##### GIVEN ENTRIES #####

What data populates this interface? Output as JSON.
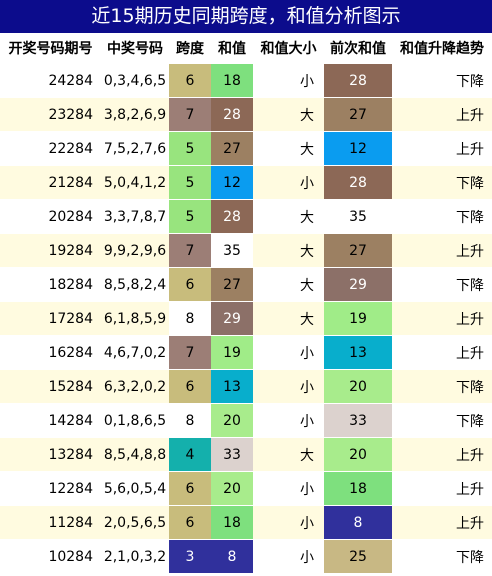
{
  "title": "近15期历史同期跨度，和值分析图示",
  "headers": [
    "开奖号码期号",
    "中奖号码",
    "跨度",
    "和值",
    "和值大小",
    "前次和值",
    "和值升降趋势"
  ],
  "rows": [
    {
      "period": "24284",
      "numbers": "0,3,4,6,5",
      "span": "6",
      "span_color": "#c8bc7c",
      "sum": "18",
      "sum_color": "#7ee07e",
      "size": "小",
      "prev": "28",
      "prev_color": "#8c6856",
      "trend": "下降"
    },
    {
      "period": "23284",
      "numbers": "3,8,2,6,9",
      "span": "7",
      "span_color": "#9c7e76",
      "sum": "28",
      "sum_color": "#8c6856",
      "size": "大",
      "prev": "27",
      "prev_color": "#9c8062",
      "trend": "上升"
    },
    {
      "period": "22284",
      "numbers": "7,5,2,7,6",
      "span": "5",
      "span_color": "#98e47e",
      "sum": "27",
      "sum_color": "#9c8062",
      "size": "大",
      "prev": "12",
      "prev_color": "#0a9cf0",
      "trend": "上升"
    },
    {
      "period": "21284",
      "numbers": "5,0,4,1,2",
      "span": "5",
      "span_color": "#98e47e",
      "sum": "12",
      "sum_color": "#0a9cf0",
      "size": "小",
      "prev": "28",
      "prev_color": "#8c6856",
      "trend": "下降"
    },
    {
      "period": "20284",
      "numbers": "3,3,7,8,7",
      "span": "5",
      "span_color": "#98e47e",
      "sum": "28",
      "sum_color": "#8c6856",
      "size": "大",
      "prev": "35",
      "prev_color": "#ffffff",
      "trend": "下降"
    },
    {
      "period": "19284",
      "numbers": "9,9,2,9,6",
      "span": "7",
      "span_color": "#9c7e76",
      "sum": "35",
      "sum_color": "#ffffff",
      "size": "大",
      "prev": "27",
      "prev_color": "#9c8062",
      "trend": "上升"
    },
    {
      "period": "18284",
      "numbers": "8,5,8,2,4",
      "span": "6",
      "span_color": "#c8bc7c",
      "sum": "27",
      "sum_color": "#9c8062",
      "size": "大",
      "prev": "29",
      "prev_color": "#8c7068",
      "trend": "下降"
    },
    {
      "period": "17284",
      "numbers": "6,1,8,5,9",
      "span": "8",
      "span_color": "#ffffff",
      "sum": "29",
      "sum_color": "#8c7068",
      "size": "大",
      "prev": "19",
      "prev_color": "#a0ec88",
      "trend": "上升"
    },
    {
      "period": "16284",
      "numbers": "4,6,7,0,2",
      "span": "7",
      "span_color": "#9c7e76",
      "sum": "19",
      "sum_color": "#a0ec88",
      "size": "小",
      "prev": "13",
      "prev_color": "#08aecc",
      "trend": "上升"
    },
    {
      "period": "15284",
      "numbers": "6,3,2,0,2",
      "span": "6",
      "span_color": "#c8bc7c",
      "sum": "13",
      "sum_color": "#08aecc",
      "size": "小",
      "prev": "20",
      "prev_color": "#a8ec8c",
      "trend": "下降"
    },
    {
      "period": "14284",
      "numbers": "0,1,8,6,5",
      "span": "8",
      "span_color": "#ffffff",
      "sum": "20",
      "sum_color": "#a8ec8c",
      "size": "小",
      "prev": "33",
      "prev_color": "#dcd2ce",
      "trend": "下降"
    },
    {
      "period": "13284",
      "numbers": "8,5,4,8,8",
      "span": "4",
      "span_color": "#14b0ac",
      "sum": "33",
      "sum_color": "#dcd2ce",
      "size": "大",
      "prev": "20",
      "prev_color": "#a8ec8c",
      "trend": "上升"
    },
    {
      "period": "12284",
      "numbers": "5,6,0,5,4",
      "span": "6",
      "span_color": "#c8bc7c",
      "sum": "20",
      "sum_color": "#a8ec8c",
      "size": "小",
      "prev": "18",
      "prev_color": "#7ee07e",
      "trend": "上升"
    },
    {
      "period": "11284",
      "numbers": "2,0,5,6,5",
      "span": "6",
      "span_color": "#c8bc7c",
      "sum": "18",
      "sum_color": "#7ee07e",
      "size": "小",
      "prev": "8",
      "prev_color": "#30309c",
      "trend": "上升"
    },
    {
      "period": "10284",
      "numbers": "2,1,0,3,2",
      "span": "3",
      "span_color": "#30309c",
      "sum": "8",
      "sum_color": "#30309c",
      "size": "小",
      "prev": "25",
      "prev_color": "#c8b884",
      "trend": "下降"
    }
  ]
}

#####

| GIVEN EXERCISE |
Repeat the full listing above exactly, with no pictures in the copy.

| ANSWER |
What data populates this interface? Output as JSON.
{
  "title": "近15期历史同期跨度，和值分析图示",
  "headers": [
    "开奖号码期号",
    "中奖号码",
    "跨度",
    "和值",
    "和值大小",
    "前次和值",
    "和值升降趋势"
  ],
  "rows": [
    {
      "period": "24284",
      "numbers": "0,3,4,6,5",
      "span": "6",
      "span_color": "#c8bc7c",
      "sum": "18",
      "sum_color": "#7ee07e",
      "size": "小",
      "prev": "28",
      "prev_color": "#8c6856",
      "trend": "下降"
    },
    {
      "period": "23284",
      "numbers": "3,8,2,6,9",
      "span": "7",
      "span_color": "#9c7e76",
      "sum": "28",
      "sum_color": "#8c6856",
      "size": "大",
      "prev": "27",
      "prev_color": "#9c8062",
      "trend": "上升"
    },
    {
      "period": "22284",
      "numbers": "7,5,2,7,6",
      "span": "5",
      "span_color": "#98e47e",
      "sum": "27",
      "sum_color": "#9c8062",
      "size": "大",
      "prev": "12",
      "prev_color": "#0a9cf0",
      "trend": "上升"
    },
    {
      "period": "21284",
      "numbers": "5,0,4,1,2",
      "span": "5",
      "span_color": "#98e47e",
      "sum": "12",
      "sum_color": "#0a9cf0",
      "size": "小",
      "prev": "28",
      "prev_color": "#8c6856",
      "trend": "下降"
    },
    {
      "period": "20284",
      "numbers": "3,3,7,8,7",
      "span": "5",
      "span_color": "#98e47e",
      "sum": "28",
      "sum_color": "#8c6856",
      "size": "大",
      "prev": "35",
      "prev_color": "#ffffff",
      "trend": "下降"
    },
    {
      "period": "19284",
      "numbers": "9,9,2,9,6",
      "span": "7",
      "span_color": "#9c7e76",
      "sum": "35",
      "sum_color": "#ffffff",
      "size": "大",
      "prev": "27",
      "prev_color": "#9c8062",
      "trend": "上升"
    },
    {
      "period": "18284",
      "numbers": "8,5,8,2,4",
      "span": "6",
      "span_color": "#c8bc7c",
      "sum": "27",
      "sum_color": "#9c8062",
      "size": "大",
      "prev": "29",
      "prev_color": "#8c7068",
      "trend": "下降"
    },
    {
      "period": "17284",
      "numbers": "6,1,8,5,9",
      "span": "8",
      "span_color": "#ffffff",
      "sum": "29",
      "sum_color": "#8c7068",
      "size": "大",
      "prev": "19",
      "prev_color": "#a0ec88",
      "trend": "上升"
    },
    {
      "period": "16284",
      "numbers": "4,6,7,0,2",
      "span": "7",
      "span_color": "#9c7e76",
      "sum": "19",
      "sum_color": "#a0ec88",
      "size": "小",
      "prev": "13",
      "prev_color": "#08aecc",
      "trend": "上升"
    },
    {
      "period": "15284",
      "numbers": "6,3,2,0,2",
      "span": "6",
      "span_color": "#c8bc7c",
      "sum": "13",
      "sum_color": "#08aecc",
      "size": "小",
      "prev": "20",
      "prev_color": "#a8ec8c",
      "trend": "下降"
    },
    {
      "period": "14284",
      "numbers": "0,1,8,6,5",
      "span": "8",
      "span_color": "#ffffff",
      "sum": "20",
      "sum_color": "#a8ec8c",
      "size": "小",
      "prev": "33",
      "prev_color": "#dcd2ce",
      "trend": "下降"
    },
    {
      "period": "13284",
      "numbers": "8,5,4,8,8",
      "span": "4",
      "span_color": "#14b0ac",
      "sum": "33",
      "sum_color": "#dcd2ce",
      "size": "大",
      "prev": "20",
      "prev_color": "#a8ec8c",
      "trend": "上升"
    },
    {
      "period": "12284",
      "numbers": "5,6,0,5,4",
      "span": "6",
      "span_color": "#c8bc7c",
      "sum": "20",
      "sum_color": "#a8ec8c",
      "size": "小",
      "prev": "18",
      "prev_color": "#7ee07e",
      "trend": "上升"
    },
    {
      "period": "11284",
      "numbers": "2,0,5,6,5",
      "span": "6",
      "span_color": "#c8bc7c",
      "sum": "18",
      "sum_color": "#7ee07e",
      "size": "小",
      "prev": "8",
      "prev_color": "#30309c",
      "trend": "上升"
    },
    {
      "period": "10284",
      "numbers": "2,1,0,3,2",
      "span": "3",
      "span_color": "#30309c",
      "sum": "8",
      "sum_color": "#30309c",
      "size": "小",
      "prev": "25",
      "prev_color": "#c8b884",
      "trend": "下降"
    }
  ]
}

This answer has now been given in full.